_EXERCISE PROMPT_
Output, word for word, every line from the line with "Output the text content of this document." through the final line of the data below.

Extracted records:
____

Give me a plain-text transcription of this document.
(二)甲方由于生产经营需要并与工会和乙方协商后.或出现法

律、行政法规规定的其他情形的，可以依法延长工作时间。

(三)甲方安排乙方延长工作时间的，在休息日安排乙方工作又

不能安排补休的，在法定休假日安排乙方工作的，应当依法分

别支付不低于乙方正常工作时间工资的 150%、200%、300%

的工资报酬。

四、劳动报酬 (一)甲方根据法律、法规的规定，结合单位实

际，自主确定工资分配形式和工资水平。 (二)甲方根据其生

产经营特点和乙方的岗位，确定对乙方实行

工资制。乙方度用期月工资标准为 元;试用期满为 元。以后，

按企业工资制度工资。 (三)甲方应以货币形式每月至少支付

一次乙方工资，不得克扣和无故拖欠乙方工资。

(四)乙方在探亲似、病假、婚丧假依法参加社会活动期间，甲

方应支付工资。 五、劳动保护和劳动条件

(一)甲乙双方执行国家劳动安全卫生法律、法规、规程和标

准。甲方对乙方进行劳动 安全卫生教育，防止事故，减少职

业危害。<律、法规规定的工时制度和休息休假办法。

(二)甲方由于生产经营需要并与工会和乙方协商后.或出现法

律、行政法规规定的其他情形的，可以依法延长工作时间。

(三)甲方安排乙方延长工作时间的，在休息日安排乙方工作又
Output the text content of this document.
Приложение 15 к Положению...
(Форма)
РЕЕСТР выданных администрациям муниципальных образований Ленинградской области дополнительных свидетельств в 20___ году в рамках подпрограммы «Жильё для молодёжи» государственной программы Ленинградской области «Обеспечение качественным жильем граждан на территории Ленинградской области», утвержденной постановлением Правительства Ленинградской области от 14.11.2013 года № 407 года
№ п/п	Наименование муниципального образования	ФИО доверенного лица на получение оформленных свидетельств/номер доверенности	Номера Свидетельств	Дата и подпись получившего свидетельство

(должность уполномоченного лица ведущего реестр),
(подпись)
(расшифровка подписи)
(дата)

____

_WRITTEN SOLUTION_
Output the text content of this document.
Приложение 15 к Положению...
(Форма)
РЕЕСТР выданных администрациям муниципальных образований Ленинградской области дополнительных свидетельств в 20___ году в рамках подпрограммы «Жильё для молодёжи» государственной программы Ленинградской области «Обеспечение качественным жильем граждан на территории Ленинградской области», утвержденной постановлением Правительства Ленинградской области от 14.11.2013 года № 407 года
№ п/п	Наименование муниципального образования	ФИО доверенного лица на получение оформленных свидетельств/номер доверенности	Номера Свидетельств	Дата и подпись получившего свидетельство

(должность уполномоченного лица ведущего реестр),
(подпись)
(расшифровка подписи)
(дата)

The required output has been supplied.